What follows is a set of records; restate each one word for word and drop the pictures.

--- Start of Data shown ---

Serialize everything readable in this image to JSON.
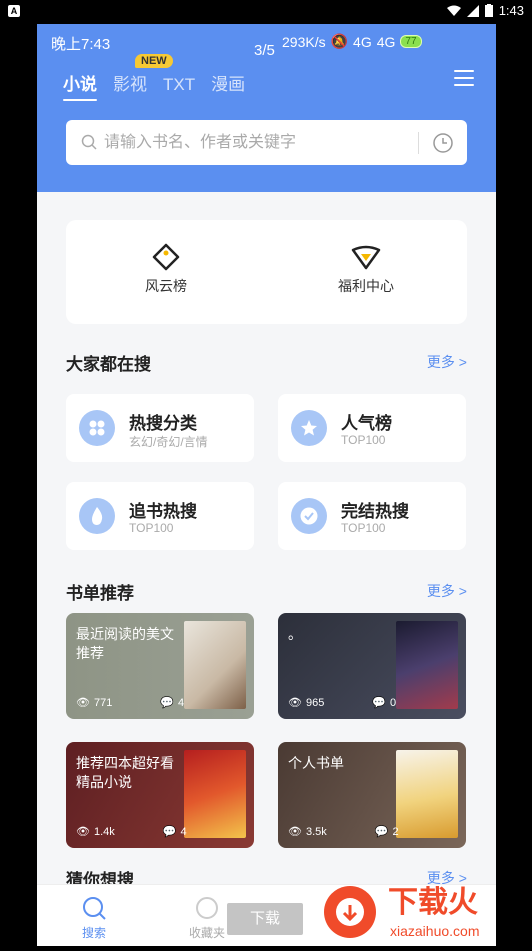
{
  "system_status": {
    "time": "1:43"
  },
  "app_status": {
    "time": "晚上7:43",
    "page_indicator": "3/5",
    "speed": "293K/s",
    "net1": "4G",
    "net2": "4G",
    "battery": "77"
  },
  "tabs": [
    {
      "label": "小说",
      "active": true
    },
    {
      "label": "影视",
      "active": false
    },
    {
      "label": "TXT",
      "active": false
    },
    {
      "label": "漫画",
      "active": false
    }
  ],
  "new_badge": "NEW",
  "search": {
    "placeholder": "请输入书名、作者或关键字"
  },
  "quick_links": [
    {
      "label": "风云榜",
      "icon": "tag-icon"
    },
    {
      "label": "福利中心",
      "icon": "gift-icon"
    }
  ],
  "popular": {
    "title": "大家都在搜",
    "more": "更多 >",
    "items": [
      {
        "title": "热搜分类",
        "sub": "玄幻/奇幻/言情",
        "icon": "grid-icon"
      },
      {
        "title": "人气榜",
        "sub": "TOP100",
        "icon": "star-icon"
      },
      {
        "title": "追书热搜",
        "sub": "TOP100",
        "icon": "flame-icon"
      },
      {
        "title": "完结热搜",
        "sub": "TOP100",
        "icon": "check-icon"
      }
    ]
  },
  "booklists": {
    "title": "书单推荐",
    "more": "更多 >",
    "items": [
      {
        "title": "最近阅读的美文推荐",
        "views": "771",
        "comments": "4",
        "bg": "#8f9487"
      },
      {
        "title": "。",
        "views": "965",
        "comments": "0",
        "bg": "#3a3c48"
      },
      {
        "title": "推荐四本超好看精品小说",
        "views": "1.4k",
        "comments": "4",
        "bg": "#7a2a2a"
      },
      {
        "title": "个人书单",
        "views": "3.5k",
        "comments": "2",
        "bg": "#5a4a3f"
      }
    ]
  },
  "guess": {
    "title": "猜你想搜",
    "more": "更多 >"
  },
  "bottom_nav": [
    {
      "label": "搜索",
      "active": true
    },
    {
      "label": "收藏夹",
      "active": false
    }
  ],
  "download_label": "下载",
  "watermark": {
    "title": "下载火",
    "url": "xiazaihuo.com"
  },
  "colors": {
    "accent": "#5b8ff0",
    "header": "#5b8ff0"
  }
}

--- End of Data shown ---

• Solved exercise
Serialize everything readable in this image to JSON.
{
  "system_status": {
    "time": "1:43"
  },
  "app_status": {
    "time": "晚上7:43",
    "page_indicator": "3/5",
    "speed": "293K/s",
    "net1": "4G",
    "net2": "4G",
    "battery": "77"
  },
  "tabs": [
    {
      "label": "小说",
      "active": true
    },
    {
      "label": "影视",
      "active": false
    },
    {
      "label": "TXT",
      "active": false
    },
    {
      "label": "漫画",
      "active": false
    }
  ],
  "new_badge": "NEW",
  "search": {
    "placeholder": "请输入书名、作者或关键字"
  },
  "quick_links": [
    {
      "label": "风云榜",
      "icon": "tag-icon"
    },
    {
      "label": "福利中心",
      "icon": "gift-icon"
    }
  ],
  "popular": {
    "title": "大家都在搜",
    "more": "更多 >",
    "items": [
      {
        "title": "热搜分类",
        "sub": "玄幻/奇幻/言情",
        "icon": "grid-icon"
      },
      {
        "title": "人气榜",
        "sub": "TOP100",
        "icon": "star-icon"
      },
      {
        "title": "追书热搜",
        "sub": "TOP100",
        "icon": "flame-icon"
      },
      {
        "title": "完结热搜",
        "sub": "TOP100",
        "icon": "check-icon"
      }
    ]
  },
  "booklists": {
    "title": "书单推荐",
    "more": "更多 >",
    "items": [
      {
        "title": "最近阅读的美文推荐",
        "views": "771",
        "comments": "4",
        "bg": "#8f9487"
      },
      {
        "title": "。",
        "views": "965",
        "comments": "0",
        "bg": "#3a3c48"
      },
      {
        "title": "推荐四本超好看精品小说",
        "views": "1.4k",
        "comments": "4",
        "bg": "#7a2a2a"
      },
      {
        "title": "个人书单",
        "views": "3.5k",
        "comments": "2",
        "bg": "#5a4a3f"
      }
    ]
  },
  "guess": {
    "title": "猜你想搜",
    "more": "更多 >"
  },
  "bottom_nav": [
    {
      "label": "搜索",
      "active": true
    },
    {
      "label": "收藏夹",
      "active": false
    }
  ],
  "download_label": "下载",
  "watermark": {
    "title": "下载火",
    "url": "xiazaihuo.com"
  },
  "colors": {
    "accent": "#5b8ff0",
    "header": "#5b8ff0"
  }
}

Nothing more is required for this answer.